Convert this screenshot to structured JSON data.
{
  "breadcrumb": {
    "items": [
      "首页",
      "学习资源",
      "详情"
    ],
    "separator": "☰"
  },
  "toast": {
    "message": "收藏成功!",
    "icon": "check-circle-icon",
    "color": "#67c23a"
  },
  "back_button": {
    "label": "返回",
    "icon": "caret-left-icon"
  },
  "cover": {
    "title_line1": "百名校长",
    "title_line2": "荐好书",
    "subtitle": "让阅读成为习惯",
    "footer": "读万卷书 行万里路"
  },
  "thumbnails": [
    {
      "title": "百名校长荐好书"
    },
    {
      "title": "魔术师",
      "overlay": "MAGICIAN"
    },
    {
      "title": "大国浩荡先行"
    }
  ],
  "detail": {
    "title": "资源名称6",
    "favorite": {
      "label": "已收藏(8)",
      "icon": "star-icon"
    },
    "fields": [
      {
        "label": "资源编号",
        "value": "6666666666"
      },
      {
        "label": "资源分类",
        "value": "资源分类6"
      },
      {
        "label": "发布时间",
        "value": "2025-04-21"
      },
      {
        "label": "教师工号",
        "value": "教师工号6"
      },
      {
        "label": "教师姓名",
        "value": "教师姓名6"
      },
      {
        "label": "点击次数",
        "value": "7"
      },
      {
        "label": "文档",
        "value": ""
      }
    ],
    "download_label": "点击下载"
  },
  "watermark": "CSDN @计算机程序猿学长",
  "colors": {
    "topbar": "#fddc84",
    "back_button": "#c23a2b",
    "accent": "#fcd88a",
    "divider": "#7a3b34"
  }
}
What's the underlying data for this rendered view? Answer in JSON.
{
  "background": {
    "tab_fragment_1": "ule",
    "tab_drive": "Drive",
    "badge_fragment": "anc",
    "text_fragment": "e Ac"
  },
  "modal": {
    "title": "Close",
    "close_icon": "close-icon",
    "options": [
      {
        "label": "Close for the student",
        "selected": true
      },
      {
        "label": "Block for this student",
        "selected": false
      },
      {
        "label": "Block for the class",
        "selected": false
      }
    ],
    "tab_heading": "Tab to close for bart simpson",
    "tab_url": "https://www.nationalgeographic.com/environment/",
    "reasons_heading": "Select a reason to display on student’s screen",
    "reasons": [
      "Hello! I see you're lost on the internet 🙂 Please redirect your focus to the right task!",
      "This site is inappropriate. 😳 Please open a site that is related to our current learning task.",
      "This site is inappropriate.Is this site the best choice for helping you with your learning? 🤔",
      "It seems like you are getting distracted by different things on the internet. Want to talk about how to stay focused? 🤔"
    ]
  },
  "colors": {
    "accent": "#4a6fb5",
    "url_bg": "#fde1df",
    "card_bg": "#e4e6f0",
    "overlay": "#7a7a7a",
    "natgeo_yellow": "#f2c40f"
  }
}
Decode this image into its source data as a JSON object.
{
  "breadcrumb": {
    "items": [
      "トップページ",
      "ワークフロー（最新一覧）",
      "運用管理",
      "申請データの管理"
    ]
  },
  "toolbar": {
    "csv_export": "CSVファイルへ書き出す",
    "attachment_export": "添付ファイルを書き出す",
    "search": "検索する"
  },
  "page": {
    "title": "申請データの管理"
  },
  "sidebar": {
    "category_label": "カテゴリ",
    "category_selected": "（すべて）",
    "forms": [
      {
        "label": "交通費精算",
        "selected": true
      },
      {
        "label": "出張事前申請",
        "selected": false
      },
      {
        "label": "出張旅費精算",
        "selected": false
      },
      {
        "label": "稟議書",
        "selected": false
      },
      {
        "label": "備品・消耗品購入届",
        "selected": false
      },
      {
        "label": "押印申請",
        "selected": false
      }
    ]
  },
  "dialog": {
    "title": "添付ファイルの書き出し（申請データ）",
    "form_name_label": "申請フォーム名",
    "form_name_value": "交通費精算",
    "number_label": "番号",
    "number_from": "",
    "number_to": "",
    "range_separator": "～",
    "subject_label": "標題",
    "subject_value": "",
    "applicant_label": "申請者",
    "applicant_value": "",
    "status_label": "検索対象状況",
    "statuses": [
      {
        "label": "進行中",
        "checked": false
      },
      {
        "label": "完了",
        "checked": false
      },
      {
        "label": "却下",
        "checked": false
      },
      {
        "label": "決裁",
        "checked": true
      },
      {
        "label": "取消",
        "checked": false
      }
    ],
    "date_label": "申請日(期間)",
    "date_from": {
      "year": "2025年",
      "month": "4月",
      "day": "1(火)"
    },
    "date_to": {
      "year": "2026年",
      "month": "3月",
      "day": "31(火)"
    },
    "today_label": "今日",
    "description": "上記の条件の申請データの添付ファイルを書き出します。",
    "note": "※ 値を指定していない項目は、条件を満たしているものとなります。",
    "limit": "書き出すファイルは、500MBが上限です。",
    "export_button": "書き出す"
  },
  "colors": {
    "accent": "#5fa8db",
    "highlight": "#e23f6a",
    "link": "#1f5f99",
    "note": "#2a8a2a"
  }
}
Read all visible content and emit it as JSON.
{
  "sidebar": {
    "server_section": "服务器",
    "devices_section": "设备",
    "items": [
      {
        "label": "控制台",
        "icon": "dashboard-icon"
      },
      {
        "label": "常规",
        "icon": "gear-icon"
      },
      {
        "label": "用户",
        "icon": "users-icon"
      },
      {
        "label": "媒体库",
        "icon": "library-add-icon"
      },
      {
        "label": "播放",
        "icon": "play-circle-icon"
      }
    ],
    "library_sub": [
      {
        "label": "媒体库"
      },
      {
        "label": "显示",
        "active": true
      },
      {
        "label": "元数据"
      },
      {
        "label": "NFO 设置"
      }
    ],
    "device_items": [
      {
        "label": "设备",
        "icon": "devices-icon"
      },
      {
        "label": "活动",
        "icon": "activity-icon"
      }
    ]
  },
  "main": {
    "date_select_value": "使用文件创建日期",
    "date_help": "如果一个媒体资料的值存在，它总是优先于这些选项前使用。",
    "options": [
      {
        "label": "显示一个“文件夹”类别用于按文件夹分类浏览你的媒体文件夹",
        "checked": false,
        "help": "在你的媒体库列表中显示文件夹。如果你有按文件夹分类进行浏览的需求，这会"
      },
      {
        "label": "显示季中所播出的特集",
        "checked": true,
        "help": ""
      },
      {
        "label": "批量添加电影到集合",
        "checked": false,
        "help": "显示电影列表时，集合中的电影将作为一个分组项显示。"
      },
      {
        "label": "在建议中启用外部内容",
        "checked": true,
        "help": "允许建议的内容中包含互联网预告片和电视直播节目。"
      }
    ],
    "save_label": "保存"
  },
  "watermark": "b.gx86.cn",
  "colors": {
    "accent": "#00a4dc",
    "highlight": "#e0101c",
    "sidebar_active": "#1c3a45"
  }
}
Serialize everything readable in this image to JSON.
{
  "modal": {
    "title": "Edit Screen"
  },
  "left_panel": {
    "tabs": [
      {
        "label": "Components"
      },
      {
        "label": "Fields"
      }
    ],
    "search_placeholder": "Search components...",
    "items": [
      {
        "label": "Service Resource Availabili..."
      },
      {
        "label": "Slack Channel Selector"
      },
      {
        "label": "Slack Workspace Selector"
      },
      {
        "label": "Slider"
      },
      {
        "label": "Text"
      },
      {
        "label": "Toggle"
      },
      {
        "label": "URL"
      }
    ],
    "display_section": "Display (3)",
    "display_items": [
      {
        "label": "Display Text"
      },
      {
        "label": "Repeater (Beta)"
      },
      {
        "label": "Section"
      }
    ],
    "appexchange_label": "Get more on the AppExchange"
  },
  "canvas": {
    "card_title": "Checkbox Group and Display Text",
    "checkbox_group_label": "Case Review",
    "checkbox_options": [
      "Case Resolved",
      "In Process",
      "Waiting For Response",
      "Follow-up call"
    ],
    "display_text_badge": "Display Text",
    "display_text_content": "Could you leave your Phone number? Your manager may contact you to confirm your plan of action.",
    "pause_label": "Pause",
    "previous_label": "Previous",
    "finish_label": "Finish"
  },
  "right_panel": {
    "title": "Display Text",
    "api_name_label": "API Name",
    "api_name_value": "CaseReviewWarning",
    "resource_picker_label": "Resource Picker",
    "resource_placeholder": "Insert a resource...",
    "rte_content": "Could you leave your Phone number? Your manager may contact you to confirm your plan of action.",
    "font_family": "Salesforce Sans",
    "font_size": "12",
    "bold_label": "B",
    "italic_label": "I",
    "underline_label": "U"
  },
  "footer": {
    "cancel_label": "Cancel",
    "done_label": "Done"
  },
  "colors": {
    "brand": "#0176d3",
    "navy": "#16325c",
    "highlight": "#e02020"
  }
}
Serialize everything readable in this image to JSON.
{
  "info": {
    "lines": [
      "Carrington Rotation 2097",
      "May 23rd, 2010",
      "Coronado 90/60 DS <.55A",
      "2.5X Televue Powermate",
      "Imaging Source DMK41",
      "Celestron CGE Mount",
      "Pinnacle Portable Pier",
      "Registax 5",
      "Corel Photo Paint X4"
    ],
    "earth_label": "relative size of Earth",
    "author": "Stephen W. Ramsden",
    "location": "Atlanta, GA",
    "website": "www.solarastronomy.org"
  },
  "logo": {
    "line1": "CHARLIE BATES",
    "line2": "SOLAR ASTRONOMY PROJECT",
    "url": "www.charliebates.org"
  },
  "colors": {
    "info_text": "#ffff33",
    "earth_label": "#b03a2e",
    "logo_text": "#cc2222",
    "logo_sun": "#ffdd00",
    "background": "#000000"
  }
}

== == ==

▸ **TASK PROMPT**
From the entries above, extract each line containing "Slack".

▸ **WRITTEN ANSWER**
        "label": "Slack Channel Selector"
        "label": "Slack Workspace Selector"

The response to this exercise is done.